Short exercise
Can you transcribe the data exactly? Leave the pictures out.
─── Extracted material ───
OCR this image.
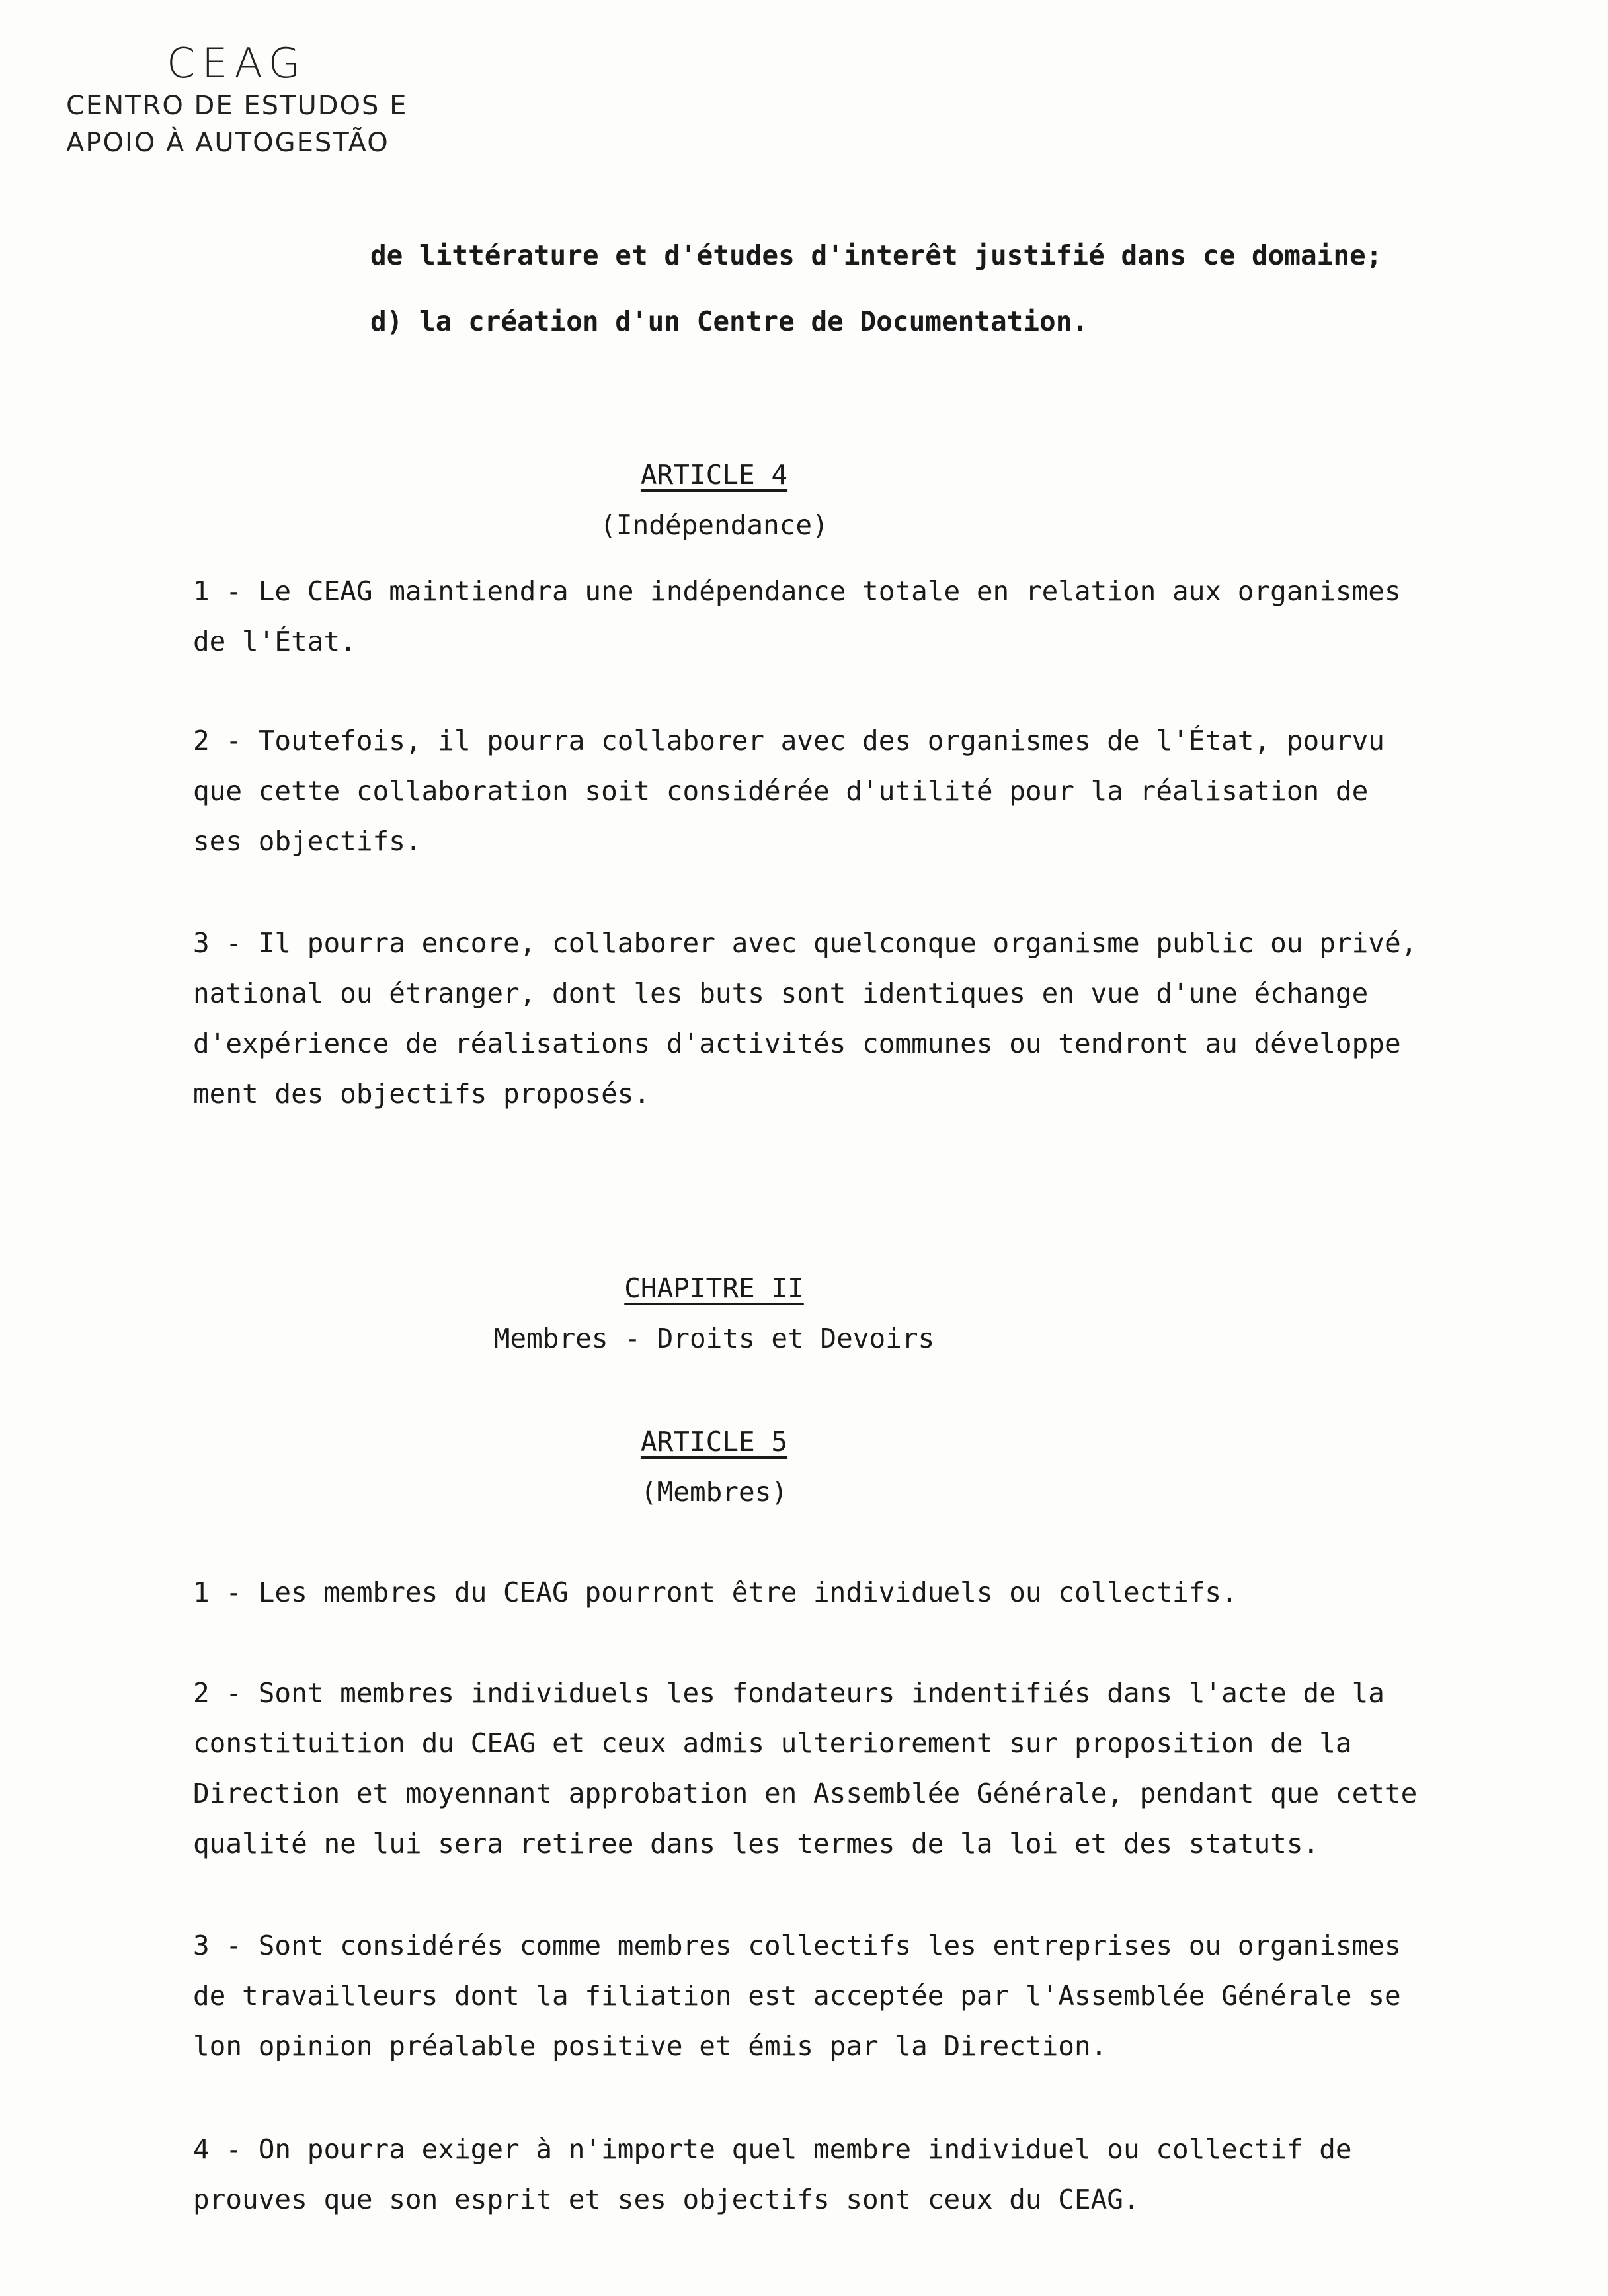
CEAG
CENTRO DE ESTUDOS E
APOIO À AUTOGESTÃO
de littérature et d'études d'interêt justifié dans ce domaine;
d) la création d'un Centre de Documentation.
ARTICLE 4
(Indépendance)
1 - Le CEAG maintiendra une indépendance totale en relation aux organismes
de l'État.
2 - Toutefois, il pourra collaborer avec des organismes de l'État, pourvu
que cette collaboration soit considérée d'utilité pour la réalisation de
ses objectifs.
3 - Il pourra encore, collaborer avec quelconque organisme public ou privé,
national ou étranger, dont les buts sont identiques en vue d'une échange
d'expérience de réalisations d'activités communes ou tendront au développe
ment des objectifs proposés.
CHAPITRE II
Membres - Droits et Devoirs
ARTICLE 5
(Membres)
1 - Les membres du CEAG pourront être individuels ou collectifs.
2 - Sont membres individuels les fondateurs indentifiés dans l'acte de la
constituition du CEAG et ceux admis ulteriorement sur proposition de la
Direction et moyennant approbation en Assemblée Générale, pendant que cette
qualité ne lui sera retiree dans les termes de la loi et des statuts.
3 - Sont considérés comme membres collectifs les entreprises ou organismes
de travailleurs dont la filiation est acceptée par l'Assemblée Générale se
lon opinion préalable positive et émis par la Direction.
4 - On pourra exiger à n'importe quel membre individuel ou collectif de
prouves que son esprit et ses objectifs sont ceux du CEAG.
───
Task solution
OCR this image.
CEAG
CENTRO DE ESTUDOS E
APOIO À AUTOGESTÃO
de littérature et d'études d'interêt justifié dans ce domaine;
d) la création d'un Centre de Documentation.
ARTICLE 4
(Indépendance)
1 - Le CEAG maintiendra une indépendance totale en relation aux organismes
de l'État.
2 - Toutefois, il pourra collaborer avec des organismes de l'État, pourvu
que cette collaboration soit considérée d'utilité pour la réalisation de
ses objectifs.
3 - Il pourra encore, collaborer avec quelconque organisme public ou privé,
national ou étranger, dont les buts sont identiques en vue d'une échange
d'expérience de réalisations d'activités communes ou tendront au développe
ment des objectifs proposés.
CHAPITRE II
Membres - Droits et Devoirs
ARTICLE 5
(Membres)
1 - Les membres du CEAG pourront être individuels ou collectifs.
2 - Sont membres individuels les fondateurs indentifiés dans l'acte de la
constituition du CEAG et ceux admis ulteriorement sur proposition de la
Direction et moyennant approbation en Assemblée Générale, pendant que cette
qualité ne lui sera retiree dans les termes de la loi et des statuts.
3 - Sont considérés comme membres collectifs les entreprises ou organismes
de travailleurs dont la filiation est acceptée par l'Assemblée Générale se
lon opinion préalable positive et émis par la Direction.
4 - On pourra exiger à n'importe quel membre individuel ou collectif de
prouves que son esprit et ses objectifs sont ceux du CEAG.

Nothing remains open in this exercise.